What is required —
Say how many lines contain "переписи"; the answer is the number alone.

Provided records —
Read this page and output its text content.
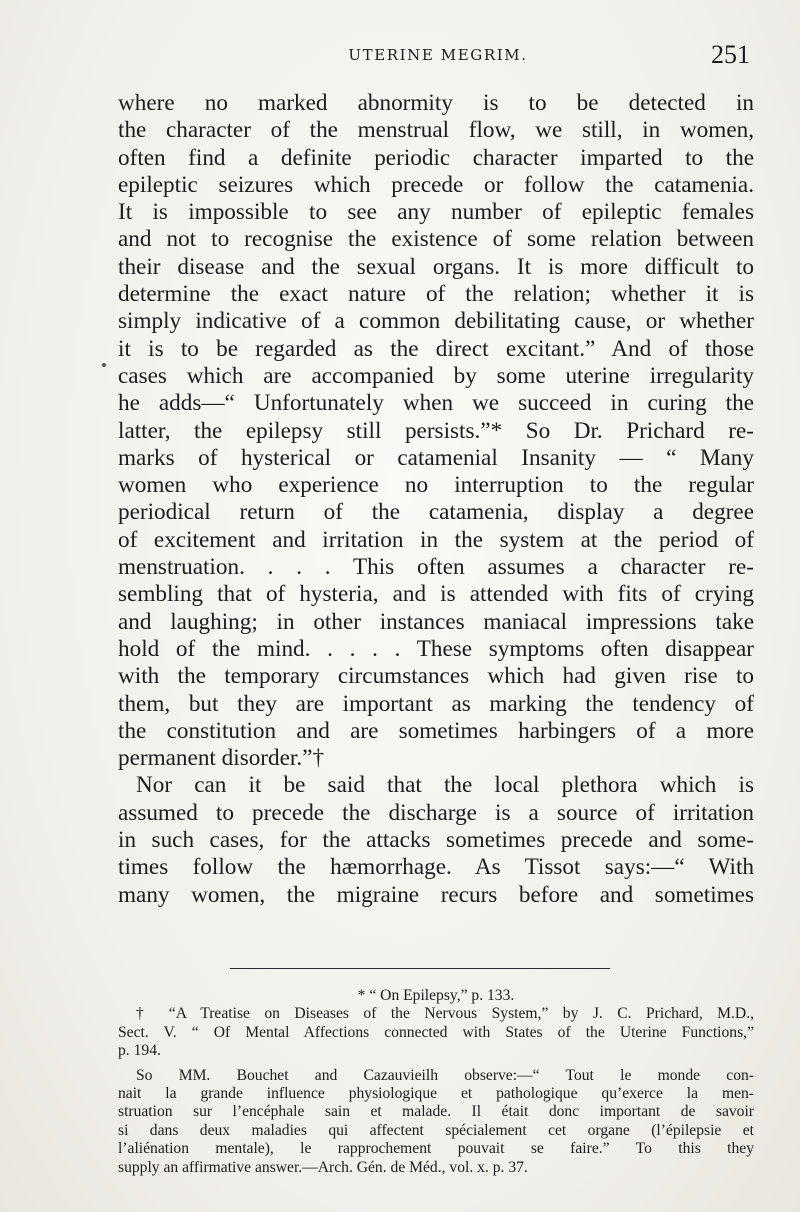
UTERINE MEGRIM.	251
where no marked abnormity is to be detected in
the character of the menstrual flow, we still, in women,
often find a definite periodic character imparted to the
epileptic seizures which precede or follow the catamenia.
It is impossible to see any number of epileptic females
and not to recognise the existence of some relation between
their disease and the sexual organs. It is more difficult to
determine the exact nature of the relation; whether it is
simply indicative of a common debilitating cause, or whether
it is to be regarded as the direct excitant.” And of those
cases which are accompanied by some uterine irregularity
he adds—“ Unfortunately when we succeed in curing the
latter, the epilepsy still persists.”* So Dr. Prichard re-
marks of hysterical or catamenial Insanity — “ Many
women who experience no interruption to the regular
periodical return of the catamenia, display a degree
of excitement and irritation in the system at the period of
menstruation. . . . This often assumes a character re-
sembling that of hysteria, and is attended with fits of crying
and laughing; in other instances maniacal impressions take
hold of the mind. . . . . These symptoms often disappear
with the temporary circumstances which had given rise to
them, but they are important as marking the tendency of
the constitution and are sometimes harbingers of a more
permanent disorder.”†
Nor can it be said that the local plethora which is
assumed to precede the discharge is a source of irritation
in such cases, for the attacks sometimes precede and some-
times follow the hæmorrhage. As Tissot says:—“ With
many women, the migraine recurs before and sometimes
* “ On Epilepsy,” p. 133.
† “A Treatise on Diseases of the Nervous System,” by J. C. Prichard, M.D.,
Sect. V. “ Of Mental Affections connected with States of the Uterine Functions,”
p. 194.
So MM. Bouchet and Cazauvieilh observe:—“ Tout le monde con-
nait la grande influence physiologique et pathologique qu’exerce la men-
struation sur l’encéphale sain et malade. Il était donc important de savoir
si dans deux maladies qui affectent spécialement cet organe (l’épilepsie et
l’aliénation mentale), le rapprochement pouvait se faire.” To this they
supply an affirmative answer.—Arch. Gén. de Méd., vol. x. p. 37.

==

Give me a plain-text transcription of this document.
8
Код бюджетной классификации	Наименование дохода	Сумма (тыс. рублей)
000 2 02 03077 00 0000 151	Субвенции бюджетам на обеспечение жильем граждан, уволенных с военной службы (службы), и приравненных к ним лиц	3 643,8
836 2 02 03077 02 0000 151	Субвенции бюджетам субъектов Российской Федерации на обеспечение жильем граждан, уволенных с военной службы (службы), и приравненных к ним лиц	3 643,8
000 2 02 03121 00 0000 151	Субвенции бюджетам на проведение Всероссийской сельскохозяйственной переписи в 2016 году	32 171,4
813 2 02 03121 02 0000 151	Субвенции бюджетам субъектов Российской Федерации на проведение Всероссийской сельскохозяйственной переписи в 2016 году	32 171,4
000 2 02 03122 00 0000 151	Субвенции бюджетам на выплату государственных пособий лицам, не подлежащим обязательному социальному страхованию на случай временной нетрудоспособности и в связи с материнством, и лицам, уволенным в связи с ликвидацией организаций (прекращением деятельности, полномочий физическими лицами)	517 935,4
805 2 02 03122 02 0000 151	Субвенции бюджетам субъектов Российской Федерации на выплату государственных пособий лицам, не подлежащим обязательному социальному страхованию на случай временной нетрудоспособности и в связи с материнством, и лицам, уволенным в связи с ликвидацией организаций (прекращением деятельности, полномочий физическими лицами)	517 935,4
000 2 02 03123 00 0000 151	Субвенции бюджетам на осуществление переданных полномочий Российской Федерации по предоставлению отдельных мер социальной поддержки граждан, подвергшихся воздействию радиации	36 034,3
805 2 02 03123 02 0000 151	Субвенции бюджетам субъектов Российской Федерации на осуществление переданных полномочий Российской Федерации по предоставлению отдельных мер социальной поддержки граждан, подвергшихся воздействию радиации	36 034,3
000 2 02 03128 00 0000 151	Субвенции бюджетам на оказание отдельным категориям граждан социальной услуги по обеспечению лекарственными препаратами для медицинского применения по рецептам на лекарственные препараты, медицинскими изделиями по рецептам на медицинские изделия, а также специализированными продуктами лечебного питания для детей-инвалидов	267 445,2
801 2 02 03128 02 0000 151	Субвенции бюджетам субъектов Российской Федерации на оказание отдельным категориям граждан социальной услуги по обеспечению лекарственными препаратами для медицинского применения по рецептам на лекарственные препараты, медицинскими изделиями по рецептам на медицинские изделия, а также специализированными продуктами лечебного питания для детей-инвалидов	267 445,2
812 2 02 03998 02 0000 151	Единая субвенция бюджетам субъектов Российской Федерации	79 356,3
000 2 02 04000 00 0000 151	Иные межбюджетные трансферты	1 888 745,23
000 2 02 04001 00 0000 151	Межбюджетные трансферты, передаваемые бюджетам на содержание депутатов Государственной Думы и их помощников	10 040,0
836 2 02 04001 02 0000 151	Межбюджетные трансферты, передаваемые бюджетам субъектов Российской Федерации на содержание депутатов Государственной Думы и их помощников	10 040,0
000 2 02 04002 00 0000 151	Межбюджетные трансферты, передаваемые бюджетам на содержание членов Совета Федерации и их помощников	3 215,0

Answer to this problem —
2